_GIVEN EXERCISE_
Repeat the records exactly. Every line must match.
## Start DATA PROVIDED
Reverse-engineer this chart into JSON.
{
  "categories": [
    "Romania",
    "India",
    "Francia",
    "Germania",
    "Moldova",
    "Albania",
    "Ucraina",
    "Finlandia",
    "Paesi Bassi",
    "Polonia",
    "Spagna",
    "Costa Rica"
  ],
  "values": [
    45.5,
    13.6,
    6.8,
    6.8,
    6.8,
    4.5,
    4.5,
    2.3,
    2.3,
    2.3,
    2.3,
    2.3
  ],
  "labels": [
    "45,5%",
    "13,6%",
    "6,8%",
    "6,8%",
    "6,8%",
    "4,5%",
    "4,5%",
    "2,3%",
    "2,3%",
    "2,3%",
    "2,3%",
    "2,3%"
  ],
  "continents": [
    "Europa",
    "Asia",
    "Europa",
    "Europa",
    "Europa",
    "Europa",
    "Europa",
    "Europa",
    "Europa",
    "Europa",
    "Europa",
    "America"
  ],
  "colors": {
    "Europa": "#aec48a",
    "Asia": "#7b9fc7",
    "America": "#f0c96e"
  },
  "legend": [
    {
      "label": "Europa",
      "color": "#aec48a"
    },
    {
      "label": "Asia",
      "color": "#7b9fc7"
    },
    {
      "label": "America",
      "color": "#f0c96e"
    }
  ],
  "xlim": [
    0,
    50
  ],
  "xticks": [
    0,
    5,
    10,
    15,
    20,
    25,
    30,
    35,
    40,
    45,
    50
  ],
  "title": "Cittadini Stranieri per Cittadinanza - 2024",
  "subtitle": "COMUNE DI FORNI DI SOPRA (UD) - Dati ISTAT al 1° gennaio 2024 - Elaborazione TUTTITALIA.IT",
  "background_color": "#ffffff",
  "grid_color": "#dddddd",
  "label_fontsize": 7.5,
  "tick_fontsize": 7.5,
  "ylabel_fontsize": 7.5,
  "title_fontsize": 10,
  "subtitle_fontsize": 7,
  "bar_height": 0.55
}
## End DATA PROVIDED
_OUTPUT OF THE TASK_
Reverse-engineer this chart into JSON.
{
  "categories": [
    "Romania",
    "India",
    "Francia",
    "Germania",
    "Moldova",
    "Albania",
    "Ucraina",
    "Finlandia",
    "Paesi Bassi",
    "Polonia",
    "Spagna",
    "Costa Rica"
  ],
  "values": [
    45.5,
    13.6,
    6.8,
    6.8,
    6.8,
    4.5,
    4.5,
    2.3,
    2.3,
    2.3,
    2.3,
    2.3
  ],
  "labels": [
    "45,5%",
    "13,6%",
    "6,8%",
    "6,8%",
    "6,8%",
    "4,5%",
    "4,5%",
    "2,3%",
    "2,3%",
    "2,3%",
    "2,3%",
    "2,3%"
  ],
  "continents": [
    "Europa",
    "Asia",
    "Europa",
    "Europa",
    "Europa",
    "Europa",
    "Europa",
    "Europa",
    "Europa",
    "Europa",
    "Europa",
    "America"
  ],
  "colors": {
    "Europa": "#aec48a",
    "Asia": "#7b9fc7",
    "America": "#f0c96e"
  },
  "legend": [
    {
      "label": "Europa",
      "color": "#aec48a"
    },
    {
      "label": "Asia",
      "color": "#7b9fc7"
    },
    {
      "label": "America",
      "color": "#f0c96e"
    }
  ],
  "xlim": [
    0,
    50
  ],
  "xticks": [
    0,
    5,
    10,
    15,
    20,
    25,
    30,
    35,
    40,
    45,
    50
  ],
  "title": "Cittadini Stranieri per Cittadinanza - 2024",
  "subtitle": "COMUNE DI FORNI DI SOPRA (UD) - Dati ISTAT al 1° gennaio 2024 - Elaborazione TUTTITALIA.IT",
  "background_color": "#ffffff",
  "grid_color": "#dddddd",
  "label_fontsize": 7.5,
  "tick_fontsize": 7.5,
  "ylabel_fontsize": 7.5,
  "title_fontsize": 10,
  "subtitle_fontsize": 7,
  "bar_height": 0.55
}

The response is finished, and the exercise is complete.